▶ _WORK INSTRUCTIONS_
Omit all pictures, then retype the data exactly as given.

[start]

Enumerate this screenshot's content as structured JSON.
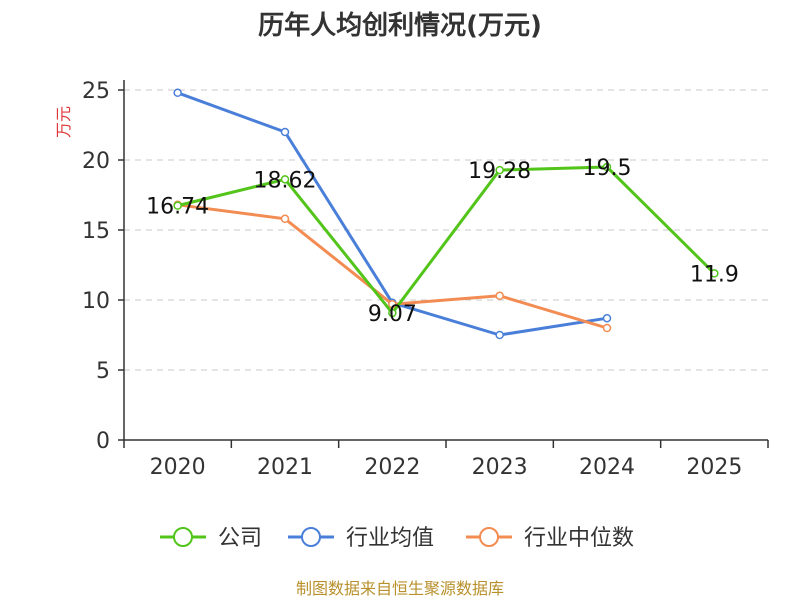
{
  "chart_data": {
    "type": "line",
    "title": "历年人均创利情况(万元)",
    "ylabel": "万元",
    "xlabel": "",
    "categories": [
      "2020",
      "2021",
      "2022",
      "2023",
      "2024",
      "2025"
    ],
    "ylim": [
      0,
      25
    ],
    "yticks": [
      0,
      5,
      10,
      15,
      20,
      25
    ],
    "grid": true,
    "legend_position": "bottom",
    "series": [
      {
        "name": "公司",
        "color": "#52c41a",
        "values": [
          16.74,
          18.62,
          9.07,
          19.28,
          19.5,
          11.9
        ],
        "labels": [
          "16.74",
          "18.62",
          "9.07",
          "19.28",
          "19.5",
          "11.9"
        ]
      },
      {
        "name": "行业均值",
        "color": "#4a7fd9",
        "values": [
          24.8,
          22.0,
          9.8,
          7.5,
          8.7,
          null
        ]
      },
      {
        "name": "行业中位数",
        "color": "#f28c52",
        "values": [
          16.8,
          15.8,
          9.7,
          10.3,
          8.0,
          null
        ]
      }
    ]
  },
  "source_text": "制图数据来自恒生聚源数据库"
}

[end]

▶ _THE SOLUTION_
Enumerate this screenshot's content as structured JSON.
{
  "chart_data": {
    "type": "line",
    "title": "历年人均创利情况(万元)",
    "ylabel": "万元",
    "xlabel": "",
    "categories": [
      "2020",
      "2021",
      "2022",
      "2023",
      "2024",
      "2025"
    ],
    "ylim": [
      0,
      25
    ],
    "yticks": [
      0,
      5,
      10,
      15,
      20,
      25
    ],
    "grid": true,
    "legend_position": "bottom",
    "series": [
      {
        "name": "公司",
        "color": "#52c41a",
        "values": [
          16.74,
          18.62,
          9.07,
          19.28,
          19.5,
          11.9
        ],
        "labels": [
          "16.74",
          "18.62",
          "9.07",
          "19.28",
          "19.5",
          "11.9"
        ]
      },
      {
        "name": "行业均值",
        "color": "#4a7fd9",
        "values": [
          24.8,
          22.0,
          9.8,
          7.5,
          8.7,
          null
        ]
      },
      {
        "name": "行业中位数",
        "color": "#f28c52",
        "values": [
          16.8,
          15.8,
          9.7,
          10.3,
          8.0,
          null
        ]
      }
    ]
  },
  "source_text": "制图数据来自恒生聚源数据库"
}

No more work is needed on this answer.